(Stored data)
________

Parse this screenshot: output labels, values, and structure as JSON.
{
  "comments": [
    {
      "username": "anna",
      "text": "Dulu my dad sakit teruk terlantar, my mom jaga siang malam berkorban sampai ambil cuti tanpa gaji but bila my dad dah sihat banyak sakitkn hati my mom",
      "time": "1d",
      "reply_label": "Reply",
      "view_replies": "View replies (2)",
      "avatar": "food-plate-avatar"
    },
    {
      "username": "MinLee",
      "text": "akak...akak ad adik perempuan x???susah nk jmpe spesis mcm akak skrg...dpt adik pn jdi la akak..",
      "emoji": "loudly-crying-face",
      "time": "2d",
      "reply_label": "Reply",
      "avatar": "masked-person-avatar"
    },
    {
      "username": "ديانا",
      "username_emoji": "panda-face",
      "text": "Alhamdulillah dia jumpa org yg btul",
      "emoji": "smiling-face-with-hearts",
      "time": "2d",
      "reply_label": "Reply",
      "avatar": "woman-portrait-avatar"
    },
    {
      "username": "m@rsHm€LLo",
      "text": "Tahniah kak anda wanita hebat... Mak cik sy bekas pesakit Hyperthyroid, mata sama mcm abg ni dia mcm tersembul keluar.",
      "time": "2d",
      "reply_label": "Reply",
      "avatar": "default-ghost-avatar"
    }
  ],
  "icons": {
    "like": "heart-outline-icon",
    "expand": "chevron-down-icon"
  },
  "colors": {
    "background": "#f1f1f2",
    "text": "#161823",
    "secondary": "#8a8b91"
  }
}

________

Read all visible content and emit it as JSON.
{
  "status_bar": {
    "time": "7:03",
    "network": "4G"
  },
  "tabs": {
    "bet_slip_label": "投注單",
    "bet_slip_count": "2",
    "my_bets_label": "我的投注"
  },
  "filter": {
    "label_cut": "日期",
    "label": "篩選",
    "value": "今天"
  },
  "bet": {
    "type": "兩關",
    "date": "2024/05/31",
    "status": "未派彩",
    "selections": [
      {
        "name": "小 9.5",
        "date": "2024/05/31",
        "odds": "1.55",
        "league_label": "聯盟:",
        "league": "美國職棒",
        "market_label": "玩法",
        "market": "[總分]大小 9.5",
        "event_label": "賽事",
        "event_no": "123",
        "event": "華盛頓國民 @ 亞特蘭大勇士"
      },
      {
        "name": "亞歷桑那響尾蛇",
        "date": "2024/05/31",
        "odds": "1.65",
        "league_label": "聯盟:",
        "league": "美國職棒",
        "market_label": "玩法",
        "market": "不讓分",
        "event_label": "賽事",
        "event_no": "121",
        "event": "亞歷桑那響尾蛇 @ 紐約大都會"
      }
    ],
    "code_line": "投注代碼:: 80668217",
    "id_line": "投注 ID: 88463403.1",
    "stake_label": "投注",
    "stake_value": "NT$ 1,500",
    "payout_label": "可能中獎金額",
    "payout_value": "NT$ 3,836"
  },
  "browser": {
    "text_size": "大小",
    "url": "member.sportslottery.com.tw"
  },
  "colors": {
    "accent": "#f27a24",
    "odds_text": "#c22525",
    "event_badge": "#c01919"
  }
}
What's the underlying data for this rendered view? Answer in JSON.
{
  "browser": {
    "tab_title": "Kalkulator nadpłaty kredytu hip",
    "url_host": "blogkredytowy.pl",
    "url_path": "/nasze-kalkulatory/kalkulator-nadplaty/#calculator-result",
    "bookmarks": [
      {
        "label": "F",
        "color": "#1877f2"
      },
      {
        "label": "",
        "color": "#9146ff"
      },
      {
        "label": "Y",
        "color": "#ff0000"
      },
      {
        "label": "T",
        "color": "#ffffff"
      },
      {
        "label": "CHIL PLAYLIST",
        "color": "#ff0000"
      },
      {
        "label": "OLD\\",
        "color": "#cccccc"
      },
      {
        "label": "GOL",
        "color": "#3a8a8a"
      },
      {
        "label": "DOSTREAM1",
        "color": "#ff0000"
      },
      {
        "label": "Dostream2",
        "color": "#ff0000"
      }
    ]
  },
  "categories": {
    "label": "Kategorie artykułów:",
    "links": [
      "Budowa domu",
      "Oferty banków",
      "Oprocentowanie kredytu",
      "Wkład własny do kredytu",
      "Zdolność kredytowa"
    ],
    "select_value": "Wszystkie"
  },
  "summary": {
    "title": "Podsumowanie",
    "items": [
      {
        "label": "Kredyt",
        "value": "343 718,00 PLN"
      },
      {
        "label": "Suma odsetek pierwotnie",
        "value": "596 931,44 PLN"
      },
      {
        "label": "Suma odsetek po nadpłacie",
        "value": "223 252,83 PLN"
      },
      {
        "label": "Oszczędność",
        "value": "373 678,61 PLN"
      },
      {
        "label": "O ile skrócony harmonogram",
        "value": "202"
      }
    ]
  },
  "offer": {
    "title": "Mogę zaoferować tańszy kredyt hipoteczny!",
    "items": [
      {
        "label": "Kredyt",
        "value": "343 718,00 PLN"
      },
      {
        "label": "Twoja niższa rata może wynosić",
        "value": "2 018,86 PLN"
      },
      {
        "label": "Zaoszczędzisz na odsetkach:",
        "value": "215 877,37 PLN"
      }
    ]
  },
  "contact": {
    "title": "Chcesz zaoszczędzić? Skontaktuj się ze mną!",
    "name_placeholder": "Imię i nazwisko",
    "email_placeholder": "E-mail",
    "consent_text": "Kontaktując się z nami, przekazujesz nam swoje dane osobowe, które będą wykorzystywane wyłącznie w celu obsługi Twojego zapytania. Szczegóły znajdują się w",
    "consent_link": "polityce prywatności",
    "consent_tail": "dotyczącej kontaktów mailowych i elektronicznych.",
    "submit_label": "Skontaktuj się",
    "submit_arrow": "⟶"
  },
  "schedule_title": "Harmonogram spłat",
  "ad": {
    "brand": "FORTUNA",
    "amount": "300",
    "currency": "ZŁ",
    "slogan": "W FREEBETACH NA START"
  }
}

________

*What you are asked to do:*
Count how many lines of the material hold the string "JSON". Give the number and nothing more.

*Solution to the exercise:*
3